(Records that describe figures)

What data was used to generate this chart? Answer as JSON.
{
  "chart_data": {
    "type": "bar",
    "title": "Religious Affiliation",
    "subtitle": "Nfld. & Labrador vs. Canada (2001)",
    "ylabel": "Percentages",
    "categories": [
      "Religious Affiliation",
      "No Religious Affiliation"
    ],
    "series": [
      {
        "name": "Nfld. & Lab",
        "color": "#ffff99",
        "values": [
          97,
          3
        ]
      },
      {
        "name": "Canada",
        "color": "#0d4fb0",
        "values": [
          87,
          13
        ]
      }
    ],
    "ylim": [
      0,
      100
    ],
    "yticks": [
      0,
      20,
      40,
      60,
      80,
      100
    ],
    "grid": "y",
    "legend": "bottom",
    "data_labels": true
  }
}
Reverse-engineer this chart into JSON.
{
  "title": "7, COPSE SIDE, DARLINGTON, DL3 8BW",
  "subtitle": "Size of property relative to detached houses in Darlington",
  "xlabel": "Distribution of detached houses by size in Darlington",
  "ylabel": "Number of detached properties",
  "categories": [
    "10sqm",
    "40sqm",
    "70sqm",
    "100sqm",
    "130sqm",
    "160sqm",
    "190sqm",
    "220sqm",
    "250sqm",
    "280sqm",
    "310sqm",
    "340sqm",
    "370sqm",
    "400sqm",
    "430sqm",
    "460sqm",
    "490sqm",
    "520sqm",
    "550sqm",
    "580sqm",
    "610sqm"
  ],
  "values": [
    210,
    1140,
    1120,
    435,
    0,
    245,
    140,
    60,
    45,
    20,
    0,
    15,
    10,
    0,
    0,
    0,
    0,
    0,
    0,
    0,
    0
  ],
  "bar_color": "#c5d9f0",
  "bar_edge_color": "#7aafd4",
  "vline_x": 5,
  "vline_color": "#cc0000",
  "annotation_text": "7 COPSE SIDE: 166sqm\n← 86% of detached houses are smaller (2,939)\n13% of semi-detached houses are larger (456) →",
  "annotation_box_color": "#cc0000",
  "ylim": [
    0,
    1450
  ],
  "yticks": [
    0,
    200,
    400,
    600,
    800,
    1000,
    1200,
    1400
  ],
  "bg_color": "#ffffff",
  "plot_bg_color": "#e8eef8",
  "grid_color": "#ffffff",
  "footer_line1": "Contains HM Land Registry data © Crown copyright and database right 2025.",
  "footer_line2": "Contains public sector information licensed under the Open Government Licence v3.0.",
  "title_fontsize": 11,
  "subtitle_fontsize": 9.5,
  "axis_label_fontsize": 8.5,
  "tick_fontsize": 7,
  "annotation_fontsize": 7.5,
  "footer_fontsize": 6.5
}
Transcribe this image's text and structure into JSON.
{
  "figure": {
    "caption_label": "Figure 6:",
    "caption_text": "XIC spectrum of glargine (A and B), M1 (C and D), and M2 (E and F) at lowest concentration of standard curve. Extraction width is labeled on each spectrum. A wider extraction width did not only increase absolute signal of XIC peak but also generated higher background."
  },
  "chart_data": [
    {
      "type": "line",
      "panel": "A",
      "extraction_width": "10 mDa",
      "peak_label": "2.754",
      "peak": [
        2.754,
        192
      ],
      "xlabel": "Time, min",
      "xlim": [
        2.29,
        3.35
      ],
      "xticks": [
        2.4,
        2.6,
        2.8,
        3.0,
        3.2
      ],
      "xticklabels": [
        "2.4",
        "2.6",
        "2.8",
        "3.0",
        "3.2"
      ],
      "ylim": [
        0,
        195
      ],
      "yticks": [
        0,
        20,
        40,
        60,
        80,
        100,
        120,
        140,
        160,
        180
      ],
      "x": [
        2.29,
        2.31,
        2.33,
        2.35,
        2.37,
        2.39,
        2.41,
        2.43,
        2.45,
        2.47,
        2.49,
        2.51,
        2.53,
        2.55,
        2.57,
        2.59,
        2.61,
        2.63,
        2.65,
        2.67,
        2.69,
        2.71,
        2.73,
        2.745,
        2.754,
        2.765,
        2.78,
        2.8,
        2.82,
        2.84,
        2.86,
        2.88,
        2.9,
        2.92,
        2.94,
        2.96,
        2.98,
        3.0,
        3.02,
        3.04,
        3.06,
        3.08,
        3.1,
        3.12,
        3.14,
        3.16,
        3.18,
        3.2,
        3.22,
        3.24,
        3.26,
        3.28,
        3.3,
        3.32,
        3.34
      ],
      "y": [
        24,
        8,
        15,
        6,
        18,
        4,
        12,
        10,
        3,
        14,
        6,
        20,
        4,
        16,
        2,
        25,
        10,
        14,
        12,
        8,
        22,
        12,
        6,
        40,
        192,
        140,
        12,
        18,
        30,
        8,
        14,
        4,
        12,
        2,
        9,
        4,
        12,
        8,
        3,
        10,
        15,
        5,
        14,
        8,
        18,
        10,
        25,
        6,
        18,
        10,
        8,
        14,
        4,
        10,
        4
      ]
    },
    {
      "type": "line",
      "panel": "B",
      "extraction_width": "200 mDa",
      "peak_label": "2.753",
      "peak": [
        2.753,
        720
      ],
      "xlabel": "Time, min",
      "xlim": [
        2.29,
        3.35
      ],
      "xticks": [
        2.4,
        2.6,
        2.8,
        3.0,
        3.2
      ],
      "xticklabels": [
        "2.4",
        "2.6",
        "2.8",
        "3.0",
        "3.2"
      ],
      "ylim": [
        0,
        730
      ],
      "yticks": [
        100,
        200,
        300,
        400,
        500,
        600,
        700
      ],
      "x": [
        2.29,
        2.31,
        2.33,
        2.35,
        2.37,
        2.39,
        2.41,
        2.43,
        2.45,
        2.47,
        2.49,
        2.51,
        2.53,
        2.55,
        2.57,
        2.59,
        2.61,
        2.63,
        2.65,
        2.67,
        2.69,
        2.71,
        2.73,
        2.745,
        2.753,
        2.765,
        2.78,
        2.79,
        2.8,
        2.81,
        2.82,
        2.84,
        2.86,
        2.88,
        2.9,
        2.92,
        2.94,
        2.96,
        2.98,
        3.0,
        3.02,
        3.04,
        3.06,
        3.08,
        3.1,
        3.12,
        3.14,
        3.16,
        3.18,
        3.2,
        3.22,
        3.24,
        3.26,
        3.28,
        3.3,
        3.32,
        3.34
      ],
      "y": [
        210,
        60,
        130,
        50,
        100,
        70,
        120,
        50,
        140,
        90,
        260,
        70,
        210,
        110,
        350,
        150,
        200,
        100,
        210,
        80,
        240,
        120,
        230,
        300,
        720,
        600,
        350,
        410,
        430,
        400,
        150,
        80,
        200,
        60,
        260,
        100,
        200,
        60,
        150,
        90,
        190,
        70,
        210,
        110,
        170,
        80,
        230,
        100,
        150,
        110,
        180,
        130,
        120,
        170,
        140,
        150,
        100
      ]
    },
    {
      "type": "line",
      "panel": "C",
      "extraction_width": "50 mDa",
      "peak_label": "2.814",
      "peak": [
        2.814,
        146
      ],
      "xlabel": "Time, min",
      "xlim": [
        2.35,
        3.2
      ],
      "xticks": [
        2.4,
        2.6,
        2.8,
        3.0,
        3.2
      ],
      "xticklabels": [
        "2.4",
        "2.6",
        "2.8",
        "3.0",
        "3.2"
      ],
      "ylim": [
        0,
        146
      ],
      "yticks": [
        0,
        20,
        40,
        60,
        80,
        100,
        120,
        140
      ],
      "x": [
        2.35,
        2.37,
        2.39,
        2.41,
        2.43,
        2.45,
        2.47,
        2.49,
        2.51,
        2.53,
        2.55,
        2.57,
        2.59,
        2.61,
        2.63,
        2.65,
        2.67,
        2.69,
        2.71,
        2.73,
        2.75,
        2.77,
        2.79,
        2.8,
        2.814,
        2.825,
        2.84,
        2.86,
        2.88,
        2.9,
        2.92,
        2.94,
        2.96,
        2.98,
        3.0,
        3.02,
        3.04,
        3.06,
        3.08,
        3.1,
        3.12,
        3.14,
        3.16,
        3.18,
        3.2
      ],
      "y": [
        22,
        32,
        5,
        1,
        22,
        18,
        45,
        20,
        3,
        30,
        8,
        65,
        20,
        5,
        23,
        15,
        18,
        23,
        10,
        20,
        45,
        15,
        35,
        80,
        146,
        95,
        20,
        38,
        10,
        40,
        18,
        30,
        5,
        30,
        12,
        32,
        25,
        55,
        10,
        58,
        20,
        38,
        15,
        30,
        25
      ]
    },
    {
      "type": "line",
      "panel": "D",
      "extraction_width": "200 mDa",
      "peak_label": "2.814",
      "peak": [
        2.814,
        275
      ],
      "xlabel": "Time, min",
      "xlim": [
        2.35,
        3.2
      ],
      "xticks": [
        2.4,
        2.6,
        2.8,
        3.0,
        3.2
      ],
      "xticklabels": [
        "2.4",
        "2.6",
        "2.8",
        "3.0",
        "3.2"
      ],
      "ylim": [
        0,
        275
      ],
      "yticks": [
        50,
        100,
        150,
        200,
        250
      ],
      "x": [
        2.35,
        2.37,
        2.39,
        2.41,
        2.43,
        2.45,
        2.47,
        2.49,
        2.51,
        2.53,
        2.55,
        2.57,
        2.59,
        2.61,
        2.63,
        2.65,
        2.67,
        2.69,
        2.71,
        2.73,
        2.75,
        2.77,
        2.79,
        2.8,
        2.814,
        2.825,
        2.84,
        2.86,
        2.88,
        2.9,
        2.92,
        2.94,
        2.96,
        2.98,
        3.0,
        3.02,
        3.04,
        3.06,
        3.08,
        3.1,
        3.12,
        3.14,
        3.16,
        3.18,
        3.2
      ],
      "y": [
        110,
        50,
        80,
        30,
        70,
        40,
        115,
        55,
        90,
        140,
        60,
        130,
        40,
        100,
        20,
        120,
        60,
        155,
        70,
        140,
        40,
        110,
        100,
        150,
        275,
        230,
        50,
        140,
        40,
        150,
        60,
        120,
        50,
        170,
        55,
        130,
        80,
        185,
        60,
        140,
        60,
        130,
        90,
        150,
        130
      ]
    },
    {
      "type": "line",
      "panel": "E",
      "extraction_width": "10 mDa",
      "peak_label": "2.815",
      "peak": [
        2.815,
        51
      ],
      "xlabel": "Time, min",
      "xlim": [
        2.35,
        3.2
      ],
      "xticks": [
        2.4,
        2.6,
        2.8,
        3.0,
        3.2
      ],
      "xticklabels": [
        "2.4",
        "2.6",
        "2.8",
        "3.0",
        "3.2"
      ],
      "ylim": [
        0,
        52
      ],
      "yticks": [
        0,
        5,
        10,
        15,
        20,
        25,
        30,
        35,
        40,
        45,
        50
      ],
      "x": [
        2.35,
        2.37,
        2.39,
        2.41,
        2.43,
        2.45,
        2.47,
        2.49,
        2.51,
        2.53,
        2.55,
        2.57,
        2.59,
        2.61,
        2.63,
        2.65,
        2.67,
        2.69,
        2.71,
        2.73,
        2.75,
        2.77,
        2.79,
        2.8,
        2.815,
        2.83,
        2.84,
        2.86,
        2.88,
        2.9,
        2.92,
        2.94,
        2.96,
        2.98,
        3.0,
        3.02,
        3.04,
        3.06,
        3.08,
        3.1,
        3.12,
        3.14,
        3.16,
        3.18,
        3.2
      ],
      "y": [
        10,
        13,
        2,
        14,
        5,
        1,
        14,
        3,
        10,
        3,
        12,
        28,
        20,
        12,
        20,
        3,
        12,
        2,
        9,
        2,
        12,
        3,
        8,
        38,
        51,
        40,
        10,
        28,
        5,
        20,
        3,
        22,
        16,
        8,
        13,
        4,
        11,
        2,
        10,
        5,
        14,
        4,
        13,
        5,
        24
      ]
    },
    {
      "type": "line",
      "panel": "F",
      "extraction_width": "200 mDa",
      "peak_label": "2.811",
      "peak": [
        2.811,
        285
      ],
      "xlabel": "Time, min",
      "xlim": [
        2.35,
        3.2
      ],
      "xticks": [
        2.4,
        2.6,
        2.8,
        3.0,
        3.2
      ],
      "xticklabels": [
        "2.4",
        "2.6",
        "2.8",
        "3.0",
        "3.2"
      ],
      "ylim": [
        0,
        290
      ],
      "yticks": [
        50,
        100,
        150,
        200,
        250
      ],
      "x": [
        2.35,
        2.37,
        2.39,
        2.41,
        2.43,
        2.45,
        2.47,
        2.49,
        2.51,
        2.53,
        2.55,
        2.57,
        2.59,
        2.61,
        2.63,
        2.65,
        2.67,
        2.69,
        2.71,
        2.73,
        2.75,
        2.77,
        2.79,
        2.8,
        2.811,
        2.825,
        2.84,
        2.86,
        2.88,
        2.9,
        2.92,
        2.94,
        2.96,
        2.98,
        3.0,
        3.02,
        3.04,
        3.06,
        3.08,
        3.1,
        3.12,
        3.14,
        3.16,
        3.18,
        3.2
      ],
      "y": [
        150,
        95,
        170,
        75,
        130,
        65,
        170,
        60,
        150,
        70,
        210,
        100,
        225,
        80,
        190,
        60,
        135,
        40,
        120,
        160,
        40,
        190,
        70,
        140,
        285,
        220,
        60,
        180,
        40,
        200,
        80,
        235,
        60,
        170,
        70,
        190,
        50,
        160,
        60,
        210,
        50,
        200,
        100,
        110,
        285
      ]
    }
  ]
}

What is needed:
Each line in the material either holds the string "Nfld" or does not. State how many do, and nothing else.

Solution to this exercise:
2